Transcribe each line of the records below exactly, excluding any embedded images.

** begin **

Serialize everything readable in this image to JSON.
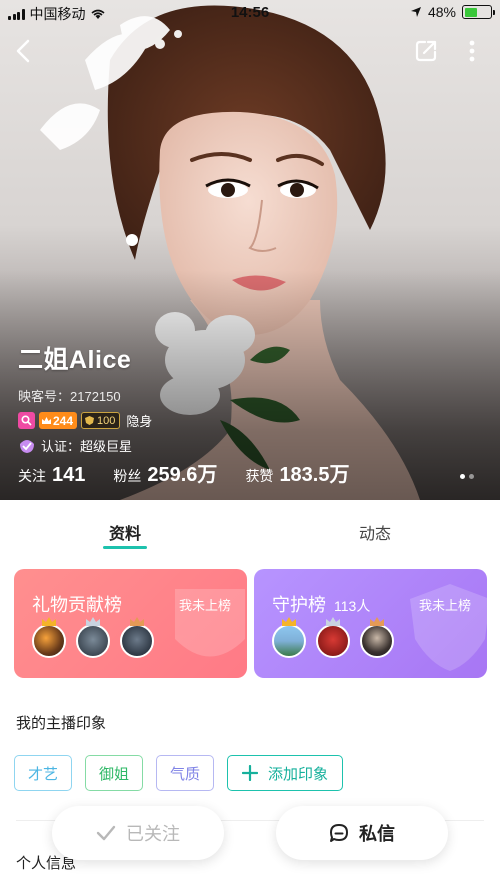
{
  "status_bar": {
    "carrier": "中国移动",
    "time": "14:56",
    "battery": "48%",
    "battery_level": 0.48
  },
  "profile": {
    "name": "二姐Alice",
    "id_line": "映客号：2172150",
    "level": "244",
    "crown_level": "100",
    "hidden_label": "隐身",
    "certification": "认证：超级巨星",
    "stats": [
      {
        "key": "关注",
        "value": "141"
      },
      {
        "key": "粉丝",
        "value": "259.6万"
      },
      {
        "key": "获赞",
        "value": "183.5万"
      }
    ]
  },
  "tabs": [
    {
      "label": "资料",
      "active": true
    },
    {
      "label": "动态",
      "active": false
    }
  ],
  "cards": {
    "gift": {
      "title": "礼物贡献榜",
      "status": "我未上榜"
    },
    "guard": {
      "title": "守护榜",
      "count": "113人",
      "status": "我未上榜"
    }
  },
  "impressions": {
    "title": "我的主播印象",
    "tags": [
      "才艺",
      "御姐",
      "气质"
    ],
    "add_label": "添加印象"
  },
  "personal_info_title": "个人信息",
  "actions": {
    "follow_label": "已关注",
    "message_label": "私信"
  },
  "colors": {
    "accent": "#1dc2ad",
    "gift_card": "#ff8a8a",
    "guard_card": "#b08af8"
  }
}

** end **

▶ TASK RESULT
Serialize everything readable in this image to JSON.
{
  "status_bar": {
    "carrier": "中国移动",
    "time": "14:56",
    "battery": "48%",
    "battery_level": 0.48
  },
  "profile": {
    "name": "二姐Alice",
    "id_line": "映客号：2172150",
    "level": "244",
    "crown_level": "100",
    "hidden_label": "隐身",
    "certification": "认证：超级巨星",
    "stats": [
      {
        "key": "关注",
        "value": "141"
      },
      {
        "key": "粉丝",
        "value": "259.6万"
      },
      {
        "key": "获赞",
        "value": "183.5万"
      }
    ]
  },
  "tabs": [
    {
      "label": "资料",
      "active": true
    },
    {
      "label": "动态",
      "active": false
    }
  ],
  "cards": {
    "gift": {
      "title": "礼物贡献榜",
      "status": "我未上榜"
    },
    "guard": {
      "title": "守护榜",
      "count": "113人",
      "status": "我未上榜"
    }
  },
  "impressions": {
    "title": "我的主播印象",
    "tags": [
      "才艺",
      "御姐",
      "气质"
    ],
    "add_label": "添加印象"
  },
  "personal_info_title": "个人信息",
  "actions": {
    "follow_label": "已关注",
    "message_label": "私信"
  },
  "colors": {
    "accent": "#1dc2ad",
    "gift_card": "#ff8a8a",
    "guard_card": "#b08af8"
  }
}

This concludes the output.